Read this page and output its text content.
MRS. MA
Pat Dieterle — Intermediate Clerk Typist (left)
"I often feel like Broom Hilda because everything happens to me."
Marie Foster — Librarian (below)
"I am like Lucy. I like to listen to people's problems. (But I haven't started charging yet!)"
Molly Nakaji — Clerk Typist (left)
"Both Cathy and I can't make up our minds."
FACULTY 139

-.-.-

### WHAT YOU WILL DO
Look for "Clerk" and pull out every line that has it.

### SOLVED EXERCISE
Pat Dieterle — Intermediate Clerk Typist (left)
Molly Nakaji — Clerk Typist (left)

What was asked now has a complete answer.